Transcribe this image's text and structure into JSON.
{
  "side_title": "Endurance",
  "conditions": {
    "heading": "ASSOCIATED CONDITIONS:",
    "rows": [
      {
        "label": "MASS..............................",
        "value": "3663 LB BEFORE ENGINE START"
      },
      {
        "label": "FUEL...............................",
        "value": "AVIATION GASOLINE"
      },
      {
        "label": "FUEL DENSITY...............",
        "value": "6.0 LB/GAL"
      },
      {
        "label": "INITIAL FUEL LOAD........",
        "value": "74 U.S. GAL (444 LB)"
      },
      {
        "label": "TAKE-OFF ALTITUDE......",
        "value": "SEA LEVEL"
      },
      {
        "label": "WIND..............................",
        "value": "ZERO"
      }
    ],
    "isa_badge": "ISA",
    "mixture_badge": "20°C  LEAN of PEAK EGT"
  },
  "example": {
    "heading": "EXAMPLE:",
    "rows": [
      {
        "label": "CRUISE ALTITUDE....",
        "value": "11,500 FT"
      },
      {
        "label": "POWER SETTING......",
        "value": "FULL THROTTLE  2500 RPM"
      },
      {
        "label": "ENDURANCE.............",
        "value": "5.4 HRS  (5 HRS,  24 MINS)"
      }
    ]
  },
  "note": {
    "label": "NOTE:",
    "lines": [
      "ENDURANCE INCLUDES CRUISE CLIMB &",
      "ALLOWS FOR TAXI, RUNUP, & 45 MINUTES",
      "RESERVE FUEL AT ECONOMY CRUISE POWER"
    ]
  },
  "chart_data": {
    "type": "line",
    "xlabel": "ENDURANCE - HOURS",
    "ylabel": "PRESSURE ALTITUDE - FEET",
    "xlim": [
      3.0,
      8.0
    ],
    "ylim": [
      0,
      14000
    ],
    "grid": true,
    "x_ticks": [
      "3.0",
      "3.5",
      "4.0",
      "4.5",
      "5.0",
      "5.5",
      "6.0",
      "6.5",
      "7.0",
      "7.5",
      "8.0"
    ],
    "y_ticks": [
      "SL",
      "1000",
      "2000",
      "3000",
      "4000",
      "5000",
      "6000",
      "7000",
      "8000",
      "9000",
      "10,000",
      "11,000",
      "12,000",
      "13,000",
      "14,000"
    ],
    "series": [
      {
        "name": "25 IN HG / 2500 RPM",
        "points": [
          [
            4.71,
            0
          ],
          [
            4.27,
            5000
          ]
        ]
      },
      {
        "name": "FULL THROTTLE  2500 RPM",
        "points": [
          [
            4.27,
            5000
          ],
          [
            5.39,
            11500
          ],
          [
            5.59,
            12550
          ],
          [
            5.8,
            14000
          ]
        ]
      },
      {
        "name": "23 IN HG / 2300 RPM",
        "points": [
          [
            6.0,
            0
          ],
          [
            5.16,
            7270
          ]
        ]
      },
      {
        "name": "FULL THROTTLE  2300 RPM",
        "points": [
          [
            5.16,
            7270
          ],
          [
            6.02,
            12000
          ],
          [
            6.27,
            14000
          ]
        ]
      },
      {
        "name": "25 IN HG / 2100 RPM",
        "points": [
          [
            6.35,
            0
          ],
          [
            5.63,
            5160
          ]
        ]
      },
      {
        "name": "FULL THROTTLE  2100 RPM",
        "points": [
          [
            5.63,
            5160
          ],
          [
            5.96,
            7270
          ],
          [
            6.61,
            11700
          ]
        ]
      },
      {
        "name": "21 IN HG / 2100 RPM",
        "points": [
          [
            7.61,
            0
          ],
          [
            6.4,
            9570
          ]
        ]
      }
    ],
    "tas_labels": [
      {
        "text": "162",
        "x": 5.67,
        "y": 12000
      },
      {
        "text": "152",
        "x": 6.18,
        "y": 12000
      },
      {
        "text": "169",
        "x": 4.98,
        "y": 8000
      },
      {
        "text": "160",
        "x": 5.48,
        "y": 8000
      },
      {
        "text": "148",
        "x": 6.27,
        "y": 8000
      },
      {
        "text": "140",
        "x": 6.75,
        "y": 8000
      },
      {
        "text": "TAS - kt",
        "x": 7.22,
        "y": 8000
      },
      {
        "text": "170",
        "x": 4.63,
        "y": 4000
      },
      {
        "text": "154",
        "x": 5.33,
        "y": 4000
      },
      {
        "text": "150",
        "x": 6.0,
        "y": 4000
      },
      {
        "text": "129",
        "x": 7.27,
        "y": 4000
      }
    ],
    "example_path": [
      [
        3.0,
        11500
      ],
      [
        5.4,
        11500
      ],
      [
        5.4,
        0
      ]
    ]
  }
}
────
What to produce: Make an exact copy of all the data.

Exercise result:
Transcribe this image's text and structure into JSON.
{
  "side_title": "Endurance",
  "conditions": {
    "heading": "ASSOCIATED CONDITIONS:",
    "rows": [
      {
        "label": "MASS..............................",
        "value": "3663 LB BEFORE ENGINE START"
      },
      {
        "label": "FUEL...............................",
        "value": "AVIATION GASOLINE"
      },
      {
        "label": "FUEL DENSITY...............",
        "value": "6.0 LB/GAL"
      },
      {
        "label": "INITIAL FUEL LOAD........",
        "value": "74 U.S. GAL (444 LB)"
      },
      {
        "label": "TAKE-OFF ALTITUDE......",
        "value": "SEA LEVEL"
      },
      {
        "label": "WIND..............................",
        "value": "ZERO"
      }
    ],
    "isa_badge": "ISA",
    "mixture_badge": "20°C  LEAN of PEAK EGT"
  },
  "example": {
    "heading": "EXAMPLE:",
    "rows": [
      {
        "label": "CRUISE ALTITUDE....",
        "value": "11,500 FT"
      },
      {
        "label": "POWER SETTING......",
        "value": "FULL THROTTLE  2500 RPM"
      },
      {
        "label": "ENDURANCE.............",
        "value": "5.4 HRS  (5 HRS,  24 MINS)"
      }
    ]
  },
  "note": {
    "label": "NOTE:",
    "lines": [
      "ENDURANCE INCLUDES CRUISE CLIMB &",
      "ALLOWS FOR TAXI, RUNUP, & 45 MINUTES",
      "RESERVE FUEL AT ECONOMY CRUISE POWER"
    ]
  },
  "chart_data": {
    "type": "line",
    "xlabel": "ENDURANCE - HOURS",
    "ylabel": "PRESSURE ALTITUDE - FEET",
    "xlim": [
      3.0,
      8.0
    ],
    "ylim": [
      0,
      14000
    ],
    "grid": true,
    "x_ticks": [
      "3.0",
      "3.5",
      "4.0",
      "4.5",
      "5.0",
      "5.5",
      "6.0",
      "6.5",
      "7.0",
      "7.5",
      "8.0"
    ],
    "y_ticks": [
      "SL",
      "1000",
      "2000",
      "3000",
      "4000",
      "5000",
      "6000",
      "7000",
      "8000",
      "9000",
      "10,000",
      "11,000",
      "12,000",
      "13,000",
      "14,000"
    ],
    "series": [
      {
        "name": "25 IN HG / 2500 RPM",
        "points": [
          [
            4.71,
            0
          ],
          [
            4.27,
            5000
          ]
        ]
      },
      {
        "name": "FULL THROTTLE  2500 RPM",
        "points": [
          [
            4.27,
            5000
          ],
          [
            5.39,
            11500
          ],
          [
            5.59,
            12550
          ],
          [
            5.8,
            14000
          ]
        ]
      },
      {
        "name": "23 IN HG / 2300 RPM",
        "points": [
          [
            6.0,
            0
          ],
          [
            5.16,
            7270
          ]
        ]
      },
      {
        "name": "FULL THROTTLE  2300 RPM",
        "points": [
          [
            5.16,
            7270
          ],
          [
            6.02,
            12000
          ],
          [
            6.27,
            14000
          ]
        ]
      },
      {
        "name": "25 IN HG / 2100 RPM",
        "points": [
          [
            6.35,
            0
          ],
          [
            5.63,
            5160
          ]
        ]
      },
      {
        "name": "FULL THROTTLE  2100 RPM",
        "points": [
          [
            5.63,
            5160
          ],
          [
            5.96,
            7270
          ],
          [
            6.61,
            11700
          ]
        ]
      },
      {
        "name": "21 IN HG / 2100 RPM",
        "points": [
          [
            7.61,
            0
          ],
          [
            6.4,
            9570
          ]
        ]
      }
    ],
    "tas_labels": [
      {
        "text": "162",
        "x": 5.67,
        "y": 12000
      },
      {
        "text": "152",
        "x": 6.18,
        "y": 12000
      },
      {
        "text": "169",
        "x": 4.98,
        "y": 8000
      },
      {
        "text": "160",
        "x": 5.48,
        "y": 8000
      },
      {
        "text": "148",
        "x": 6.27,
        "y": 8000
      },
      {
        "text": "140",
        "x": 6.75,
        "y": 8000
      },
      {
        "text": "TAS - kt",
        "x": 7.22,
        "y": 8000
      },
      {
        "text": "170",
        "x": 4.63,
        "y": 4000
      },
      {
        "text": "154",
        "x": 5.33,
        "y": 4000
      },
      {
        "text": "150",
        "x": 6.0,
        "y": 4000
      },
      {
        "text": "129",
        "x": 7.27,
        "y": 4000
      }
    ],
    "example_path": [
      [
        3.0,
        11500
      ],
      [
        5.4,
        11500
      ],
      [
        5.4,
        0
      ]
    ]
  }
}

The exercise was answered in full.